• [GIVEN PROBLEM]
Word for word, quote all of the material, omitting the pictures.

* * * * * * * * *

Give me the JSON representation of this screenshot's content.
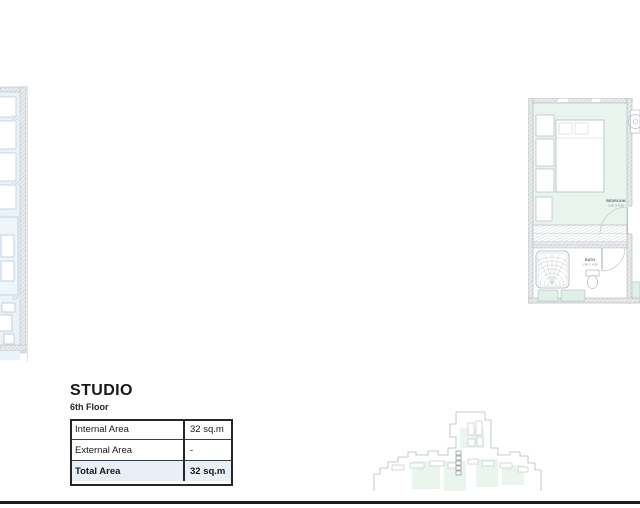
{
  "document": {
    "unit_title": "STUDIO",
    "unit_floor": "6th Floor"
  },
  "area_table": {
    "rows": [
      {
        "label": "Internal Area",
        "value": "32 sq.m"
      },
      {
        "label": "External Area",
        "value": "-"
      },
      {
        "label": "Total Area",
        "value": "32 sq.m"
      }
    ]
  },
  "floor_plan": {
    "bedroom": {
      "name": "BEDROOM",
      "dimensions": "3.90 X 4.50"
    },
    "bath": {
      "name": "BATH",
      "dimensions": "1.90 X 4.50"
    }
  },
  "colors": {
    "room_fill_mint": "#e9f4ee",
    "cabinet_fill_mint": "#dff0e6",
    "adjacent_fill_blue": "#ebf3fa",
    "table_total_row": "#e9eff7",
    "footer_rule": "#1a1b1e",
    "plan_line": "#b6bec4"
  }
}
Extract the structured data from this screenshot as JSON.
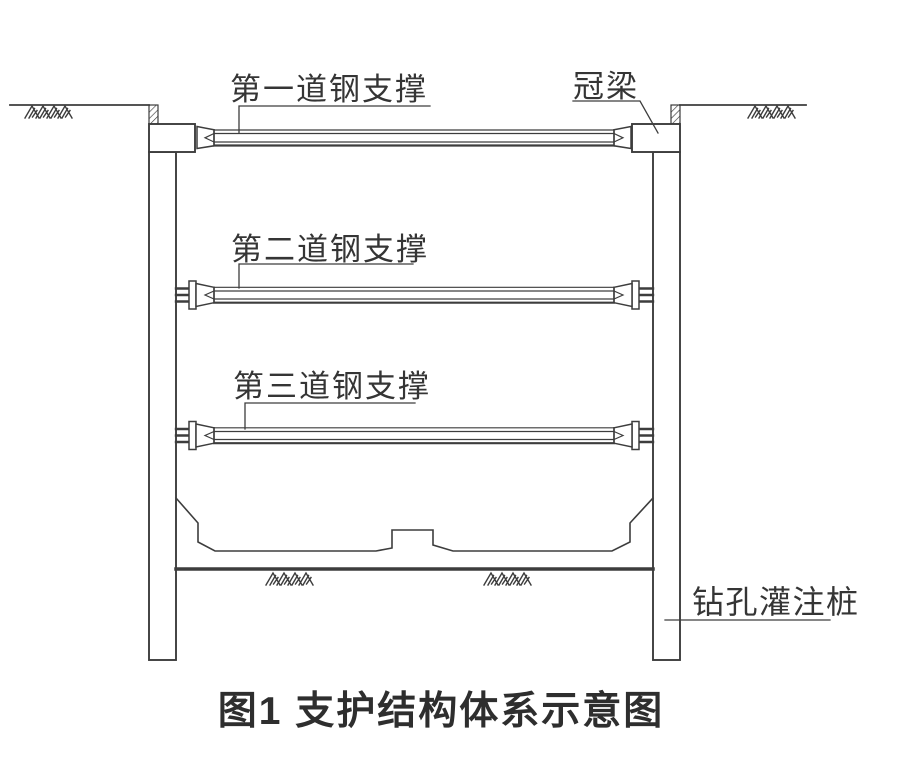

* * * * * * * * *

• [ANSWER TO THIS PROBLEM]
Give me the JSON representation of this screenshot's content.
{
  "document": {
    "unit_title": "STUDIO",
    "unit_floor": "6th Floor"
  },
  "area_table": {
    "rows": [
      {
        "label": "Internal Area",
        "value": "32 sq.m"
      },
      {
        "label": "External Area",
        "value": "-"
      },
      {
        "label": "Total Area",
        "value": "32 sq.m"
      }
    ]
  },
  "floor_plan": {
    "bedroom": {
      "name": "BEDROOM",
      "dimensions": "3.90 X 4.50"
    },
    "bath": {
      "name": "BATH",
      "dimensions": "1.90 X 4.50"
    }
  },
  "colors": {
    "room_fill_mint": "#e9f4ee",
    "cabinet_fill_mint": "#dff0e6",
    "adjacent_fill_blue": "#ebf3fa",
    "table_total_row": "#e9eff7",
    "footer_rule": "#1a1b1e",
    "plan_line": "#b6bec4"
  }
}
Extract the structured data from this screenshot as JSON.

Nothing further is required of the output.